Exercise instructions:
Only lines with the word "base" are needed; collect each of them from the listing below.

Dataset entries on figures
* * * * *

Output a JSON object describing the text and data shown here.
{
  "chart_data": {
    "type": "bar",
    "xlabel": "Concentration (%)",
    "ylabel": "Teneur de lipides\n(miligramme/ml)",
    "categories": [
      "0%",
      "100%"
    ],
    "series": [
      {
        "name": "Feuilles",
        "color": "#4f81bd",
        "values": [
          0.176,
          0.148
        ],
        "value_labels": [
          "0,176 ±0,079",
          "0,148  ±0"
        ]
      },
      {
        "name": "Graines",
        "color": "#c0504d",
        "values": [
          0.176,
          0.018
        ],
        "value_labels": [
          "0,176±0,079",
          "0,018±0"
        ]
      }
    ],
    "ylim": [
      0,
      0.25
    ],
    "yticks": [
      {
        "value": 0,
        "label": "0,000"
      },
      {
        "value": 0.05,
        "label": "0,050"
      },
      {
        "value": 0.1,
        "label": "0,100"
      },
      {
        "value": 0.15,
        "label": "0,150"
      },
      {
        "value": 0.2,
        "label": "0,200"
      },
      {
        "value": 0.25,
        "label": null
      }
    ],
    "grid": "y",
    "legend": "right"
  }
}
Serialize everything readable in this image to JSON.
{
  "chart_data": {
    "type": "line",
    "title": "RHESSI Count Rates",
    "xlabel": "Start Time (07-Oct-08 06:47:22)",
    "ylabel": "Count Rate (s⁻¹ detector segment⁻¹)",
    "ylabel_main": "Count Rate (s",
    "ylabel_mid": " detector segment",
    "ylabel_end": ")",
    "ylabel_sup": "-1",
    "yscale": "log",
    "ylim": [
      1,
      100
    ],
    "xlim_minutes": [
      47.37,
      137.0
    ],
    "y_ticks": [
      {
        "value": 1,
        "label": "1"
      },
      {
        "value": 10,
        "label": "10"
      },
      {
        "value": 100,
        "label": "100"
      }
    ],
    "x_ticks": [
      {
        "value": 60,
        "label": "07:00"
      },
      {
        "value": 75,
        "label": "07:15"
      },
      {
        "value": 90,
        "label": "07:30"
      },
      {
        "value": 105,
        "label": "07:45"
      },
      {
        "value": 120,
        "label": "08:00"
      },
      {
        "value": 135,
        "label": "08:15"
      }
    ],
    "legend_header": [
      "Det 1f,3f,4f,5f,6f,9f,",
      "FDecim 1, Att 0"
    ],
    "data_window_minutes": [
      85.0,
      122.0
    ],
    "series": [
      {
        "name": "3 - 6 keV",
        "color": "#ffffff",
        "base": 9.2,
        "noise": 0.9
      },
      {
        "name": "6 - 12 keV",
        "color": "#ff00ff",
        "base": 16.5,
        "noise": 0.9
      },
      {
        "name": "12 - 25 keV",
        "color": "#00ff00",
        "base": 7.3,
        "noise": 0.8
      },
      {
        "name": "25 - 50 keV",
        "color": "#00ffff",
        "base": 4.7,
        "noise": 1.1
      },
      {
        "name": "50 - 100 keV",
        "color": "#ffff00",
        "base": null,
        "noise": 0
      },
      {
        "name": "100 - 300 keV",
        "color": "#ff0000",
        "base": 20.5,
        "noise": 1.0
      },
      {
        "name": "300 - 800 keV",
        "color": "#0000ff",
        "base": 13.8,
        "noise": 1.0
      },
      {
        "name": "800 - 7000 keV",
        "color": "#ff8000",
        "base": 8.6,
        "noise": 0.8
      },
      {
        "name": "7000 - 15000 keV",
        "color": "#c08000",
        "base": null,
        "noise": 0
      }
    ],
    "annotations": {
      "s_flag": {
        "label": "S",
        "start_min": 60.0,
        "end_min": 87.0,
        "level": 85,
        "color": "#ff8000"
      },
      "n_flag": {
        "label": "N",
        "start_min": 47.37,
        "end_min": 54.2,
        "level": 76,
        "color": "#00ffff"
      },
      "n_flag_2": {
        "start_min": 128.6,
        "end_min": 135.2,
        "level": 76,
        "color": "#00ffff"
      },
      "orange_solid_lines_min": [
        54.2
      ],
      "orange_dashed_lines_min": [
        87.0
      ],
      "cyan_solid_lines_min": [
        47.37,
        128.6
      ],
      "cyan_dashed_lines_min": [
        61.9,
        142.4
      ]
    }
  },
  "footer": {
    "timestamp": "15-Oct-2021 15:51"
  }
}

* * * * *

Full response:
        "base": 9.2,
        "base": 16.5,
        "base": 7.3,
        "base": 4.7,
        "base": null,
        "base": 20.5,
        "base": 13.8,
        "base": 8.6,
        "base": null,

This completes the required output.